## EXERCISE INSTRUCTIONS
Transcribe all records exactly.

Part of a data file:
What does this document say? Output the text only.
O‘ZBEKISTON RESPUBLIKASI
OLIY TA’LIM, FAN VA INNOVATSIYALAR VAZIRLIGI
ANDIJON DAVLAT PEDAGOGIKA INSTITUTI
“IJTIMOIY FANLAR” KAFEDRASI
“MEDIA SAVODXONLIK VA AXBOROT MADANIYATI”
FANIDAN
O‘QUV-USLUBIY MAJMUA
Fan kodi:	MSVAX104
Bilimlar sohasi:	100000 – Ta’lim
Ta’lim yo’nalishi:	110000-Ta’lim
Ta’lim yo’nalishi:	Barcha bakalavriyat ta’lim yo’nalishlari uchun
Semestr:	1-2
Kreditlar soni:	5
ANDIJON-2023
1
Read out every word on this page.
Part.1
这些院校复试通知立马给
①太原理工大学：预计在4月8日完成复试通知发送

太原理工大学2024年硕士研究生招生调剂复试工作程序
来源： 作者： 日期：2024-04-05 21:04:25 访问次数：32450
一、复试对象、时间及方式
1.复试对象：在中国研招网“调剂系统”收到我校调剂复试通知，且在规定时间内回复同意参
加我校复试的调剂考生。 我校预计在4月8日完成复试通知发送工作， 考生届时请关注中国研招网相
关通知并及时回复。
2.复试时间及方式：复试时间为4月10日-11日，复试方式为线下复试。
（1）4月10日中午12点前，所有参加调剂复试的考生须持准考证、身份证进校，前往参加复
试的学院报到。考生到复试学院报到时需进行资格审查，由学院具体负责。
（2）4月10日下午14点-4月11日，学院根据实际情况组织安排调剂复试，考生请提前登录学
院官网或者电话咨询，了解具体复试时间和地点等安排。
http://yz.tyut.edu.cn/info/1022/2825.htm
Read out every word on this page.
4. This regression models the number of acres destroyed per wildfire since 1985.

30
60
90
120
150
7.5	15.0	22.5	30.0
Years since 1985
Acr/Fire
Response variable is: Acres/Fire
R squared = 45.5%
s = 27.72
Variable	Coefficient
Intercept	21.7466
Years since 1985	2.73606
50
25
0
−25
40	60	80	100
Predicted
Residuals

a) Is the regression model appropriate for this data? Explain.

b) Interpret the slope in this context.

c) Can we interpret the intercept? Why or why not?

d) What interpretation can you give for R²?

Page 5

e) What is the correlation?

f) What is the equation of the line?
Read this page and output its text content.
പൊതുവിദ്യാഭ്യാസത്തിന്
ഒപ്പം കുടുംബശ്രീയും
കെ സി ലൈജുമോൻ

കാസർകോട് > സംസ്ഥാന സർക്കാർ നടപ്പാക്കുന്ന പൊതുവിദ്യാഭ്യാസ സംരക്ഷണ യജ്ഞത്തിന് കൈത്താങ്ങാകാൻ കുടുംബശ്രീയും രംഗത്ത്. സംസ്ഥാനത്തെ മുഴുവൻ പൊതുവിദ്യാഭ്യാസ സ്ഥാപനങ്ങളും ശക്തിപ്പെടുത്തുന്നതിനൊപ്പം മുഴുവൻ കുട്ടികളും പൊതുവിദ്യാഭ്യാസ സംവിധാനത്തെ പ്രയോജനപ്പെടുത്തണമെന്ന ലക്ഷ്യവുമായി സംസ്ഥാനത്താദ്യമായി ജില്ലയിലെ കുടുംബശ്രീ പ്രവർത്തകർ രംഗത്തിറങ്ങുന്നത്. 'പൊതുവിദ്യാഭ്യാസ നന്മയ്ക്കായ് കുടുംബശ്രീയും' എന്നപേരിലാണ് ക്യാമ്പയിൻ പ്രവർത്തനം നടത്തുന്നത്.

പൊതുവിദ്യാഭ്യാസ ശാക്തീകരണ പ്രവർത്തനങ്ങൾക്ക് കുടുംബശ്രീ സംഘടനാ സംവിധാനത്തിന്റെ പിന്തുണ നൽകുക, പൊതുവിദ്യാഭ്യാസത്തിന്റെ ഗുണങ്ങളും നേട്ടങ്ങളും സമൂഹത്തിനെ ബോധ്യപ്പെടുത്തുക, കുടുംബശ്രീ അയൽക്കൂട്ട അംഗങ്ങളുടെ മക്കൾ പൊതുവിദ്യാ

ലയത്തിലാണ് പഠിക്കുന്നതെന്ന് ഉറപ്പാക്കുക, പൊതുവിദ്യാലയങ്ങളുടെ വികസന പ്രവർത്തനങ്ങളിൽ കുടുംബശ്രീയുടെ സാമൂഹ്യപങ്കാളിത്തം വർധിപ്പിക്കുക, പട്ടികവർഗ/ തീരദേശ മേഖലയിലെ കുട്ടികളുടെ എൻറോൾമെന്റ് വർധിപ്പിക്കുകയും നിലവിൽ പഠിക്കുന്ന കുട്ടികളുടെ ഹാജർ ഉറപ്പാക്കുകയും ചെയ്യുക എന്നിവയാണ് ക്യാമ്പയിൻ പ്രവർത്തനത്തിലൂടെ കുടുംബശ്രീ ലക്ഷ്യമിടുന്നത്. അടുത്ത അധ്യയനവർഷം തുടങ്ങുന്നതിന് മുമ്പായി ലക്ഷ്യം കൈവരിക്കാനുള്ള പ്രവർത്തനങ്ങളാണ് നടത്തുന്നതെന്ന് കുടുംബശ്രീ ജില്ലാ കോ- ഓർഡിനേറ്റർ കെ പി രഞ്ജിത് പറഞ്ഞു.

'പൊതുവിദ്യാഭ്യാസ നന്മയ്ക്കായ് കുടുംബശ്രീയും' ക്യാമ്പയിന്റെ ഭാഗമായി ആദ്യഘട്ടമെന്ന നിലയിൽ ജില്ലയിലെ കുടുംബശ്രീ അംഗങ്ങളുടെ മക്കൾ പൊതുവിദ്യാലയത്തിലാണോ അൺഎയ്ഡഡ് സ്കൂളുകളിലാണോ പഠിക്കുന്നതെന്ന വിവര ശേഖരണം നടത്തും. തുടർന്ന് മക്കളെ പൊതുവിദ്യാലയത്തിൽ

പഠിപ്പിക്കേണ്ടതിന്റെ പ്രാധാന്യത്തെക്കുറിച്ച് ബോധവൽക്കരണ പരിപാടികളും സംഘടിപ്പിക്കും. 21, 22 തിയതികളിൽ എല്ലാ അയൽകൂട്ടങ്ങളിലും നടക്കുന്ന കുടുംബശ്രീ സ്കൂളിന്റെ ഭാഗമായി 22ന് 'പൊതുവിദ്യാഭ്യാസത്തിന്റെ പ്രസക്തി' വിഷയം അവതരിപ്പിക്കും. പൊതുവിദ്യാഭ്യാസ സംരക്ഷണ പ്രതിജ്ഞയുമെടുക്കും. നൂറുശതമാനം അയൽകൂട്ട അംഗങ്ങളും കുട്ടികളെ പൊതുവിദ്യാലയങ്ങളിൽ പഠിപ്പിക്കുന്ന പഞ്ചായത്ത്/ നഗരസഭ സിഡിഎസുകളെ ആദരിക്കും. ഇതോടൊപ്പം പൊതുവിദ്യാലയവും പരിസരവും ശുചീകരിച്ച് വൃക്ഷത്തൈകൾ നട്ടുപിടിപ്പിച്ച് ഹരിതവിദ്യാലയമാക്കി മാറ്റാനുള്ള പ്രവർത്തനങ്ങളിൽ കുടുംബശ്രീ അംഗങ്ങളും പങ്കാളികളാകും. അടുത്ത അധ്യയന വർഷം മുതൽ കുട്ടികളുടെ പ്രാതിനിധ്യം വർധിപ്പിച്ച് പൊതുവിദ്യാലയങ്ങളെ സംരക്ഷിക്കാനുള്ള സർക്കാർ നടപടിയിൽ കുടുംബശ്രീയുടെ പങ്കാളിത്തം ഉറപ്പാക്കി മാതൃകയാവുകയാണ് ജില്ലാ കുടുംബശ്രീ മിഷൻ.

## RESPONSE TO THE TASK
What does this document say? Output the text only.
O‘ZBEKISTON RESPUBLIKASI
OLIY TA’LIM, FAN VA INNOVATSIYALAR VAZIRLIGI
ANDIJON DAVLAT PEDAGOGIKA INSTITUTI
“IJTIMOIY FANLAR” KAFEDRASI
“MEDIA SAVODXONLIK VA AXBOROT MADANIYATI”
FANIDAN
O‘QUV-USLUBIY MAJMUA
Fan kodi:	MSVAX104
Bilimlar sohasi:	100000 – Ta’lim
Ta’lim yo’nalishi:	110000-Ta’lim
Ta’lim yo’nalishi:	Barcha bakalavriyat ta’lim yo’nalishlari uchun
Semestr:	1-2
Kreditlar soni:	5
ANDIJON-2023
1
Read out every word on this page.
Part.1
这些院校复试通知立马给
①太原理工大学：预计在4月8日完成复试通知发送

太原理工大学2024年硕士研究生招生调剂复试工作程序
来源： 作者： 日期：2024-04-05 21:04:25 访问次数：32450
一、复试对象、时间及方式
1.复试对象：在中国研招网“调剂系统”收到我校调剂复试通知，且在规定时间内回复同意参
加我校复试的调剂考生。 我校预计在4月8日完成复试通知发送工作， 考生届时请关注中国研招网相
关通知并及时回复。
2.复试时间及方式：复试时间为4月10日-11日，复试方式为线下复试。
（1）4月10日中午12点前，所有参加调剂复试的考生须持准考证、身份证进校，前往参加复
试的学院报到。考生到复试学院报到时需进行资格审查，由学院具体负责。
（2）4月10日下午14点-4月11日，学院根据实际情况组织安排调剂复试，考生请提前登录学
院官网或者电话咨询，了解具体复试时间和地点等安排。
http://yz.tyut.edu.cn/info/1022/2825.htm
Read out every word on this page.
4. This regression models the number of acres destroyed per wildfire since 1985.

30
60
90
120
150
7.5	15.0	22.5	30.0
Years since 1985
Acr/Fire
Response variable is: Acres/Fire
R squared = 45.5%
s = 27.72
Variable	Coefficient
Intercept	21.7466
Years since 1985	2.73606
50
25
0
−25
40	60	80	100
Predicted
Residuals

a) Is the regression model appropriate for this data? Explain.

b) Interpret the slope in this context.

c) Can we interpret the intercept? Why or why not?

d) What interpretation can you give for R²?

Page 5

e) What is the correlation?

f) What is the equation of the line?
Read this page and output its text content.
പൊതുവിദ്യാഭ്യാസത്തിന്
ഒപ്പം കുടുംബശ്രീയും
കെ സി ലൈജുമോൻ

കാസർകോട് > സംസ്ഥാന സർക്കാർ നടപ്പാക്കുന്ന പൊതുവിദ്യാഭ്യാസ സംരക്ഷണ യജ്ഞത്തിന് കൈത്താങ്ങാകാൻ കുടുംബശ്രീയും രംഗത്ത്. സംസ്ഥാനത്തെ മുഴുവൻ പൊതുവിദ്യാഭ്യാസ സ്ഥാപനങ്ങളും ശക്തിപ്പെടുത്തുന്നതിനൊപ്പം മുഴുവൻ കുട്ടികളും പൊതുവിദ്യാഭ്യാസ സംവിധാനത്തെ പ്രയോജനപ്പെടുത്തണമെന്ന ലക്ഷ്യവുമായി സംസ്ഥാനത്താദ്യമായി ജില്ലയിലെ കുടുംബശ്രീ പ്രവർത്തകർ രംഗത്തിറങ്ങുന്നത്. 'പൊതുവിദ്യാഭ്യാസ നന്മയ്ക്കായ് കുടുംബശ്രീയും' എന്നപേരിലാണ് ക്യാമ്പയിൻ പ്രവർത്തനം നടത്തുന്നത്.

പൊതുവിദ്യാഭ്യാസ ശാക്തീകരണ പ്രവർത്തനങ്ങൾക്ക് കുടുംബശ്രീ സംഘടനാ സംവിധാനത്തിന്റെ പിന്തുണ നൽകുക, പൊതുവിദ്യാഭ്യാസത്തിന്റെ ഗുണങ്ങളും നേട്ടങ്ങളും സമൂഹത്തിനെ ബോധ്യപ്പെടുത്തുക, കുടുംബശ്രീ അയൽക്കൂട്ട അംഗങ്ങളുടെ മക്കൾ പൊതുവിദ്യാ

ലയത്തിലാണ് പഠിക്കുന്നതെന്ന് ഉറപ്പാക്കുക, പൊതുവിദ്യാലയങ്ങളുടെ വികസന പ്രവർത്തനങ്ങളിൽ കുടുംബശ്രീയുടെ സാമൂഹ്യപങ്കാളിത്തം വർധിപ്പിക്കുക, പട്ടികവർഗ/ തീരദേശ മേഖലയിലെ കുട്ടികളുടെ എൻറോൾമെന്റ് വർധിപ്പിക്കുകയും നിലവിൽ പഠിക്കുന്ന കുട്ടികളുടെ ഹാജർ ഉറപ്പാക്കുകയും ചെയ്യുക എന്നിവയാണ് ക്യാമ്പയിൻ പ്രവർത്തനത്തിലൂടെ കുടുംബശ്രീ ലക്ഷ്യമിടുന്നത്. അടുത്ത അധ്യയനവർഷം തുടങ്ങുന്നതിന് മുമ്പായി ലക്ഷ്യം കൈവരിക്കാനുള്ള പ്രവർത്തനങ്ങളാണ് നടത്തുന്നതെന്ന് കുടുംബശ്രീ ജില്ലാ കോ- ഓർഡിനേറ്റർ കെ പി രഞ്ജിത് പറഞ്ഞു.

'പൊതുവിദ്യാഭ്യാസ നന്മയ്ക്കായ് കുടുംബശ്രീയും' ക്യാമ്പയിന്റെ ഭാഗമായി ആദ്യഘട്ടമെന്ന നിലയിൽ ജില്ലയിലെ കുടുംബശ്രീ അംഗങ്ങളുടെ മക്കൾ പൊതുവിദ്യാലയത്തിലാണോ അൺഎയ്ഡഡ് സ്കൂളുകളിലാണോ പഠിക്കുന്നതെന്ന വിവര ശേഖരണം നടത്തും. തുടർന്ന് മക്കളെ പൊതുവിദ്യാലയത്തിൽ

പഠിപ്പിക്കേണ്ടതിന്റെ പ്രാധാന്യത്തെക്കുറിച്ച് ബോധവൽക്കരണ പരിപാടികളും സംഘടിപ്പിക്കും. 21, 22 തിയതികളിൽ എല്ലാ അയൽകൂട്ടങ്ങളിലും നടക്കുന്ന കുടുംബശ്രീ സ്കൂളിന്റെ ഭാഗമായി 22ന് 'പൊതുവിദ്യാഭ്യാസത്തിന്റെ പ്രസക്തി' വിഷയം അവതരിപ്പിക്കും. പൊതുവിദ്യാഭ്യാസ സംരക്ഷണ പ്രതിജ്ഞയുമെടുക്കും. നൂറുശതമാനം അയൽകൂട്ട അംഗങ്ങളും കുട്ടികളെ പൊതുവിദ്യാലയങ്ങളിൽ പഠിപ്പിക്കുന്ന പഞ്ചായത്ത്/ നഗരസഭ സിഡിഎസുകളെ ആദരിക്കും. ഇതോടൊപ്പം പൊതുവിദ്യാലയവും പരിസരവും ശുചീകരിച്ച് വൃക്ഷത്തൈകൾ നട്ടുപിടിപ്പിച്ച് ഹരിതവിദ്യാലയമാക്കി മാറ്റാനുള്ള പ്രവർത്തനങ്ങളിൽ കുടുംബശ്രീ അംഗങ്ങളും പങ്കാളികളാകും. അടുത്ത അധ്യയന വർഷം മുതൽ കുട്ടികളുടെ പ്രാതിനിധ്യം വർധിപ്പിച്ച് പൊതുവിദ്യാലയങ്ങളെ സംരക്ഷിക്കാനുള്ള സർക്കാർ നടപടിയിൽ കുടുംബശ്രീയുടെ പങ്കാളിത്തം ഉറപ്പാക്കി മാതൃകയാവുകയാണ് ജില്ലാ കുടുംബശ്രീ മിഷൻ.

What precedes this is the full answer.